>> START DATA FOR THIS TASK

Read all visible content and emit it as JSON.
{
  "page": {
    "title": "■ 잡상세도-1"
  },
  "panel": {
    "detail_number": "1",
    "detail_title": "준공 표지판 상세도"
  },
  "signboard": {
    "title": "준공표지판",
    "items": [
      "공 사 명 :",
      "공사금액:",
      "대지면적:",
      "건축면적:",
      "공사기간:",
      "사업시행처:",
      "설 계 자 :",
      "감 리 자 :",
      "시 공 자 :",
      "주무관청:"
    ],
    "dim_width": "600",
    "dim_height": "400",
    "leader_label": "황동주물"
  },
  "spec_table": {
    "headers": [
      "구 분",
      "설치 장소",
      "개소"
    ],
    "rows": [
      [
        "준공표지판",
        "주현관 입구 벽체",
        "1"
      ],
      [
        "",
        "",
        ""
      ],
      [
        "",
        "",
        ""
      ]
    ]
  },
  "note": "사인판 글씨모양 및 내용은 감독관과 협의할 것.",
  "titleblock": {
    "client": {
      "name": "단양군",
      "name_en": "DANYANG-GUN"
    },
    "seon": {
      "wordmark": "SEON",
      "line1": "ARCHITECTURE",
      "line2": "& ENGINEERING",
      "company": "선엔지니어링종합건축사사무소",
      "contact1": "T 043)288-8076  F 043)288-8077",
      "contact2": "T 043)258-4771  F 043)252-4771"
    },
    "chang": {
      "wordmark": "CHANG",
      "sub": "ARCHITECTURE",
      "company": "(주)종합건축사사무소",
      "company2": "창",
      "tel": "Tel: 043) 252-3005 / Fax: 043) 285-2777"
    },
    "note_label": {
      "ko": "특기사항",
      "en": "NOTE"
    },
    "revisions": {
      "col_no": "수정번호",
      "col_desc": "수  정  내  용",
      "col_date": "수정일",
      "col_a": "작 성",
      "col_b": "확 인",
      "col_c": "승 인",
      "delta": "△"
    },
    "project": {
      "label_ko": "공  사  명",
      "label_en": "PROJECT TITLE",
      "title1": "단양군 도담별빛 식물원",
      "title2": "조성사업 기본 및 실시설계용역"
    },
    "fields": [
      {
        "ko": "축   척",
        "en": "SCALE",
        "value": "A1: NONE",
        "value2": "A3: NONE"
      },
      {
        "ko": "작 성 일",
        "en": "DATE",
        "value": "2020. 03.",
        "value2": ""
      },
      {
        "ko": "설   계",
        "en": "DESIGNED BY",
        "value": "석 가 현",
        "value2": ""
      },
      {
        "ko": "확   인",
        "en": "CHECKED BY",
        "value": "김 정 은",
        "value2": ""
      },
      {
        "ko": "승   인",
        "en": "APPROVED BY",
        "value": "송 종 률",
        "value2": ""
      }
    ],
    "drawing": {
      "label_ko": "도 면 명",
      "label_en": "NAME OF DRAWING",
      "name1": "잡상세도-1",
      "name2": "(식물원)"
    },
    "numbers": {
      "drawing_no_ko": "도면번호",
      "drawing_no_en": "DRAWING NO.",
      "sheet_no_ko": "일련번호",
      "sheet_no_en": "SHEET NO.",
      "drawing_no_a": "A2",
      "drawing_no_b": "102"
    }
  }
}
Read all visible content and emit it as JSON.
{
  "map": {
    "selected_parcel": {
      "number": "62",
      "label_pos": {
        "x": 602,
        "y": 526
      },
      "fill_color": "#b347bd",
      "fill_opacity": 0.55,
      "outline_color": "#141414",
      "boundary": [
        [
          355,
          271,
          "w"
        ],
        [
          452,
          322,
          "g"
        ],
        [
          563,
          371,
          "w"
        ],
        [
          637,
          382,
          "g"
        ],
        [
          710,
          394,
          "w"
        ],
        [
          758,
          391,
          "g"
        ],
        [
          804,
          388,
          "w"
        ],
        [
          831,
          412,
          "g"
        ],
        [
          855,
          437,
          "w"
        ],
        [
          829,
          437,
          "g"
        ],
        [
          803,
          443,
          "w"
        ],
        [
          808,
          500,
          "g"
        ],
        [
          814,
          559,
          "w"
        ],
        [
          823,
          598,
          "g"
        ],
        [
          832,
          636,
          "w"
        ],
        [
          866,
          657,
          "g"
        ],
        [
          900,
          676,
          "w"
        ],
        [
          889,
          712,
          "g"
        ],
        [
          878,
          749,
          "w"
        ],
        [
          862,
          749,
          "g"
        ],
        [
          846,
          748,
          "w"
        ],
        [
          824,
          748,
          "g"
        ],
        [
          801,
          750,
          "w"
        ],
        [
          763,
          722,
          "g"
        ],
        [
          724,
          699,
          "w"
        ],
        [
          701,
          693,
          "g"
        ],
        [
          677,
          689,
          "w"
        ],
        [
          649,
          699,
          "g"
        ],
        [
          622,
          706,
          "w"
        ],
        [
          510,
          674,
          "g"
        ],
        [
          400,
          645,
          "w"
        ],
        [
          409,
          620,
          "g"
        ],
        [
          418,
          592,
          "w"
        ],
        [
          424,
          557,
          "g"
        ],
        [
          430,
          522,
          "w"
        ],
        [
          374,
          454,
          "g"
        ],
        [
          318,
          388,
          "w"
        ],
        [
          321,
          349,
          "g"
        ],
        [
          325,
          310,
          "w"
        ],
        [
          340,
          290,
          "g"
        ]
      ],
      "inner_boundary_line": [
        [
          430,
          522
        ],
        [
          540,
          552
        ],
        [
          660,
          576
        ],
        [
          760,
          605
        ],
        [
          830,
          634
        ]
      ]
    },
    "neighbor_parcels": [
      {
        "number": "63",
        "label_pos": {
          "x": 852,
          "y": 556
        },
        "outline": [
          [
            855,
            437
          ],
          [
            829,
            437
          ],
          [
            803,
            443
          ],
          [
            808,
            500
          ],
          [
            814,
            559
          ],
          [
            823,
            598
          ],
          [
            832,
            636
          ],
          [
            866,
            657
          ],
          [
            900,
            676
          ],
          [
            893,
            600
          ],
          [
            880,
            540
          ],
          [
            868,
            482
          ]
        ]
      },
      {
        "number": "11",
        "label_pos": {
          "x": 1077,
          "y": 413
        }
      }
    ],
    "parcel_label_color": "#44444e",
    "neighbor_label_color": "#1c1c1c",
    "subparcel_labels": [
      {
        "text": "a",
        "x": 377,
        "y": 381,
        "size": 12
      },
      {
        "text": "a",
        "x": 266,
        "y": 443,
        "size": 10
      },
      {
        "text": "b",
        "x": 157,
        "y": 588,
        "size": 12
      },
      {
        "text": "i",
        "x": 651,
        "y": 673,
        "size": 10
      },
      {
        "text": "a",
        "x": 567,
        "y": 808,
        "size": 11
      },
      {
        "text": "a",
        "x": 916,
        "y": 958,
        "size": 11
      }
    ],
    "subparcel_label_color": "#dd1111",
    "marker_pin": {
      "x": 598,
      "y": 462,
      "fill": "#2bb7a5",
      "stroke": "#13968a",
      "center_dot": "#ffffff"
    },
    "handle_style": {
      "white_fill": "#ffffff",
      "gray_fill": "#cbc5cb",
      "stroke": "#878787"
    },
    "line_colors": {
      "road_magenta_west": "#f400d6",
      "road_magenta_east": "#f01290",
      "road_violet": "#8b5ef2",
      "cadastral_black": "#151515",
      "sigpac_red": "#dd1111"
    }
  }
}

>> END DATA FOR THIS TASK

Please quote the data above in full, with no line missing.

**RESPONSE TO THE TASK:**
Read all visible content and emit it as JSON.
{
  "page": {
    "title": "■ 잡상세도-1"
  },
  "panel": {
    "detail_number": "1",
    "detail_title": "준공 표지판 상세도"
  },
  "signboard": {
    "title": "준공표지판",
    "items": [
      "공 사 명 :",
      "공사금액:",
      "대지면적:",
      "건축면적:",
      "공사기간:",
      "사업시행처:",
      "설 계 자 :",
      "감 리 자 :",
      "시 공 자 :",
      "주무관청:"
    ],
    "dim_width": "600",
    "dim_height": "400",
    "leader_label": "황동주물"
  },
  "spec_table": {
    "headers": [
      "구 분",
      "설치 장소",
      "개소"
    ],
    "rows": [
      [
        "준공표지판",
        "주현관 입구 벽체",
        "1"
      ],
      [
        "",
        "",
        ""
      ],
      [
        "",
        "",
        ""
      ]
    ]
  },
  "note": "사인판 글씨모양 및 내용은 감독관과 협의할 것.",
  "titleblock": {
    "client": {
      "name": "단양군",
      "name_en": "DANYANG-GUN"
    },
    "seon": {
      "wordmark": "SEON",
      "line1": "ARCHITECTURE",
      "line2": "& ENGINEERING",
      "company": "선엔지니어링종합건축사사무소",
      "contact1": "T 043)288-8076  F 043)288-8077",
      "contact2": "T 043)258-4771  F 043)252-4771"
    },
    "chang": {
      "wordmark": "CHANG",
      "sub": "ARCHITECTURE",
      "company": "(주)종합건축사사무소",
      "company2": "창",
      "tel": "Tel: 043) 252-3005 / Fax: 043) 285-2777"
    },
    "note_label": {
      "ko": "특기사항",
      "en": "NOTE"
    },
    "revisions": {
      "col_no": "수정번호",
      "col_desc": "수  정  내  용",
      "col_date": "수정일",
      "col_a": "작 성",
      "col_b": "확 인",
      "col_c": "승 인",
      "delta": "△"
    },
    "project": {
      "label_ko": "공  사  명",
      "label_en": "PROJECT TITLE",
      "title1": "단양군 도담별빛 식물원",
      "title2": "조성사업 기본 및 실시설계용역"
    },
    "fields": [
      {
        "ko": "축   척",
        "en": "SCALE",
        "value": "A1: NONE",
        "value2": "A3: NONE"
      },
      {
        "ko": "작 성 일",
        "en": "DATE",
        "value": "2020. 03.",
        "value2": ""
      },
      {
        "ko": "설   계",
        "en": "DESIGNED BY",
        "value": "석 가 현",
        "value2": ""
      },
      {
        "ko": "확   인",
        "en": "CHECKED BY",
        "value": "김 정 은",
        "value2": ""
      },
      {
        "ko": "승   인",
        "en": "APPROVED BY",
        "value": "송 종 률",
        "value2": ""
      }
    ],
    "drawing": {
      "label_ko": "도 면 명",
      "label_en": "NAME OF DRAWING",
      "name1": "잡상세도-1",
      "name2": "(식물원)"
    },
    "numbers": {
      "drawing_no_ko": "도면번호",
      "drawing_no_en": "DRAWING NO.",
      "sheet_no_ko": "일련번호",
      "sheet_no_en": "SHEET NO.",
      "drawing_no_a": "A2",
      "drawing_no_b": "102"
    }
  }
}
Read all visible content and emit it as JSON.
{
  "map": {
    "selected_parcel": {
      "number": "62",
      "label_pos": {
        "x": 602,
        "y": 526
      },
      "fill_color": "#b347bd",
      "fill_opacity": 0.55,
      "outline_color": "#141414",
      "boundary": [
        [
          355,
          271,
          "w"
        ],
        [
          452,
          322,
          "g"
        ],
        [
          563,
          371,
          "w"
        ],
        [
          637,
          382,
          "g"
        ],
        [
          710,
          394,
          "w"
        ],
        [
          758,
          391,
          "g"
        ],
        [
          804,
          388,
          "w"
        ],
        [
          831,
          412,
          "g"
        ],
        [
          855,
          437,
          "w"
        ],
        [
          829,
          437,
          "g"
        ],
        [
          803,
          443,
          "w"
        ],
        [
          808,
          500,
          "g"
        ],
        [
          814,
          559,
          "w"
        ],
        [
          823,
          598,
          "g"
        ],
        [
          832,
          636,
          "w"
        ],
        [
          866,
          657,
          "g"
        ],
        [
          900,
          676,
          "w"
        ],
        [
          889,
          712,
          "g"
        ],
        [
          878,
          749,
          "w"
        ],
        [
          862,
          749,
          "g"
        ],
        [
          846,
          748,
          "w"
        ],
        [
          824,
          748,
          "g"
        ],
        [
          801,
          750,
          "w"
        ],
        [
          763,
          722,
          "g"
        ],
        [
          724,
          699,
          "w"
        ],
        [
          701,
          693,
          "g"
        ],
        [
          677,
          689,
          "w"
        ],
        [
          649,
          699,
          "g"
        ],
        [
          622,
          706,
          "w"
        ],
        [
          510,
          674,
          "g"
        ],
        [
          400,
          645,
          "w"
        ],
        [
          409,
          620,
          "g"
        ],
        [
          418,
          592,
          "w"
        ],
        [
          424,
          557,
          "g"
        ],
        [
          430,
          522,
          "w"
        ],
        [
          374,
          454,
          "g"
        ],
        [
          318,
          388,
          "w"
        ],
        [
          321,
          349,
          "g"
        ],
        [
          325,
          310,
          "w"
        ],
        [
          340,
          290,
          "g"
        ]
      ],
      "inner_boundary_line": [
        [
          430,
          522
        ],
        [
          540,
          552
        ],
        [
          660,
          576
        ],
        [
          760,
          605
        ],
        [
          830,
          634
        ]
      ]
    },
    "neighbor_parcels": [
      {
        "number": "63",
        "label_pos": {
          "x": 852,
          "y": 556
        },
        "outline": [
          [
            855,
            437
          ],
          [
            829,
            437
          ],
          [
            803,
            443
          ],
          [
            808,
            500
          ],
          [
            814,
            559
          ],
          [
            823,
            598
          ],
          [
            832,
            636
          ],
          [
            866,
            657
          ],
          [
            900,
            676
          ],
          [
            893,
            600
          ],
          [
            880,
            540
          ],
          [
            868,
            482
          ]
        ]
      },
      {
        "number": "11",
        "label_pos": {
          "x": 1077,
          "y": 413
        }
      }
    ],
    "parcel_label_color": "#44444e",
    "neighbor_label_color": "#1c1c1c",
    "subparcel_labels": [
      {
        "text": "a",
        "x": 377,
        "y": 381,
        "size": 12
      },
      {
        "text": "a",
        "x": 266,
        "y": 443,
        "size": 10
      },
      {
        "text": "b",
        "x": 157,
        "y": 588,
        "size": 12
      },
      {
        "text": "i",
        "x": 651,
        "y": 673,
        "size": 10
      },
      {
        "text": "a",
        "x": 567,
        "y": 808,
        "size": 11
      },
      {
        "text": "a",
        "x": 916,
        "y": 958,
        "size": 11
      }
    ],
    "subparcel_label_color": "#dd1111",
    "marker_pin": {
      "x": 598,
      "y": 462,
      "fill": "#2bb7a5",
      "stroke": "#13968a",
      "center_dot": "#ffffff"
    },
    "handle_style": {
      "white_fill": "#ffffff",
      "gray_fill": "#cbc5cb",
      "stroke": "#878787"
    },
    "line_colors": {
      "road_magenta_west": "#f400d6",
      "road_magenta_east": "#f01290",
      "road_violet": "#8b5ef2",
      "cadastral_black": "#151515",
      "sigpac_red": "#dd1111"
    }
  }
}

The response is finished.